··· INPUT FOR THIS TASK

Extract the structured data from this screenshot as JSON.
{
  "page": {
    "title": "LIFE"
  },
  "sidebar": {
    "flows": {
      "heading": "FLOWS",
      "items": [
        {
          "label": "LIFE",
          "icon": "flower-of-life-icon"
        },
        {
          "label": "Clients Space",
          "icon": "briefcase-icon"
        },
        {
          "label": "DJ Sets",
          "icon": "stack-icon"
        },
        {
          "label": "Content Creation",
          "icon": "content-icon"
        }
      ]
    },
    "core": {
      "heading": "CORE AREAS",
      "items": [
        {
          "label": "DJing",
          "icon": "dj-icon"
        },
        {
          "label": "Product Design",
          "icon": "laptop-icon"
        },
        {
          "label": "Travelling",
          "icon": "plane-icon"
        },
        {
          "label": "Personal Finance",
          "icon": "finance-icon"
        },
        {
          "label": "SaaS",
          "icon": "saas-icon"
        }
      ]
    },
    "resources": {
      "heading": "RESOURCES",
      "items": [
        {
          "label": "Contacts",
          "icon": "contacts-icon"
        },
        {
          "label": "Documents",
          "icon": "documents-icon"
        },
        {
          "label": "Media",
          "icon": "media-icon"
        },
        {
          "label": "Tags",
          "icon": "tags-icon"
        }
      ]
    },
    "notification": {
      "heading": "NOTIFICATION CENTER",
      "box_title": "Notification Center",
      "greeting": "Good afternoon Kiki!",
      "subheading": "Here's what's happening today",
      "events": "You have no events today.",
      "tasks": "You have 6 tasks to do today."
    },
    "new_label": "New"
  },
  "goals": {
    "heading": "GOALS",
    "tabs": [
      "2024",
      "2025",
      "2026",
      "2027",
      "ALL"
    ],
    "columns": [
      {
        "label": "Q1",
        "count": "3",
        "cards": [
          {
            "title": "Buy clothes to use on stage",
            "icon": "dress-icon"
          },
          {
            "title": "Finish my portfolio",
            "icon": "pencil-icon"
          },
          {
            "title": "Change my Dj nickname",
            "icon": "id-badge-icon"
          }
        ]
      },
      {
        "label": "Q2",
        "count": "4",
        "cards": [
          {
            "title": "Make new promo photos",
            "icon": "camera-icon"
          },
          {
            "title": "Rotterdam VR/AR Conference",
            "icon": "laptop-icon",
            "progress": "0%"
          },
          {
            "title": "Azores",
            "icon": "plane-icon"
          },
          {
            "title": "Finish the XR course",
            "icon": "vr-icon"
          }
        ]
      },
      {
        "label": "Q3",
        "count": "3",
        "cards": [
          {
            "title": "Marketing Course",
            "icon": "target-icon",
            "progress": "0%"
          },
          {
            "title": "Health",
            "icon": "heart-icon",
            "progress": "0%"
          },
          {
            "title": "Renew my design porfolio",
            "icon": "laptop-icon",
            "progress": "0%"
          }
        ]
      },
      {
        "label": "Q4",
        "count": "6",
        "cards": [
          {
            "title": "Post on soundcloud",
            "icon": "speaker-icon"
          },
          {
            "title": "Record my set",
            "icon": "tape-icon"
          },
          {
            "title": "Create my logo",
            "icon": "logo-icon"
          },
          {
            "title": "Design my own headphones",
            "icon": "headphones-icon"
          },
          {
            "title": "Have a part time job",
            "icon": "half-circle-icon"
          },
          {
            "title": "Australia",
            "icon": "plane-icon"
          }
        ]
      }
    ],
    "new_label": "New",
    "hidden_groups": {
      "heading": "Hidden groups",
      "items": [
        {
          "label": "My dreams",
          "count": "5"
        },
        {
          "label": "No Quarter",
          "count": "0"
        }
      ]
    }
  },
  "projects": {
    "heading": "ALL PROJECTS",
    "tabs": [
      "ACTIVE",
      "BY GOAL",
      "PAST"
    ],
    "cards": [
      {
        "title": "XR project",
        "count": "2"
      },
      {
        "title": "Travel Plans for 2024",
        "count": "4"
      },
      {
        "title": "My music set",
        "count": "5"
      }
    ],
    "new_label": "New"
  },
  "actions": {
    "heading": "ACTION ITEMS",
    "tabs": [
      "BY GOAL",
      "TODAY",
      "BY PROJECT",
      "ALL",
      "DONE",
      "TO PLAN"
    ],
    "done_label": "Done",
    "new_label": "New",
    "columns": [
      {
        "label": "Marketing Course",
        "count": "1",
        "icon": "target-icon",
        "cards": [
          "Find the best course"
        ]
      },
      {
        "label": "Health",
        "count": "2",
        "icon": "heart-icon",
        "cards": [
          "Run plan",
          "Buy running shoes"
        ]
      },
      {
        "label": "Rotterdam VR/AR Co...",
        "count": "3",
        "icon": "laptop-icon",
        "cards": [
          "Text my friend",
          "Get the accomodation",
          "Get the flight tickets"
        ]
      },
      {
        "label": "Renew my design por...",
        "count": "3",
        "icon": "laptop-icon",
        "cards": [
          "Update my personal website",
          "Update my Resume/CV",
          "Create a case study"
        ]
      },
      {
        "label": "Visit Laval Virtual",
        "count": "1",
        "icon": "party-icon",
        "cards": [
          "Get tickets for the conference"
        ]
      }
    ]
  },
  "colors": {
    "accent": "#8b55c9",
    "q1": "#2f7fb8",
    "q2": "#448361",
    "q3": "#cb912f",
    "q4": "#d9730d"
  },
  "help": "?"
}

······

*DO THIS*: Show the lines of the records that include the string "tickets".

*WRITTEN ANSWER*:
          "Get the flight tickets"
          "Get tickets for the conference"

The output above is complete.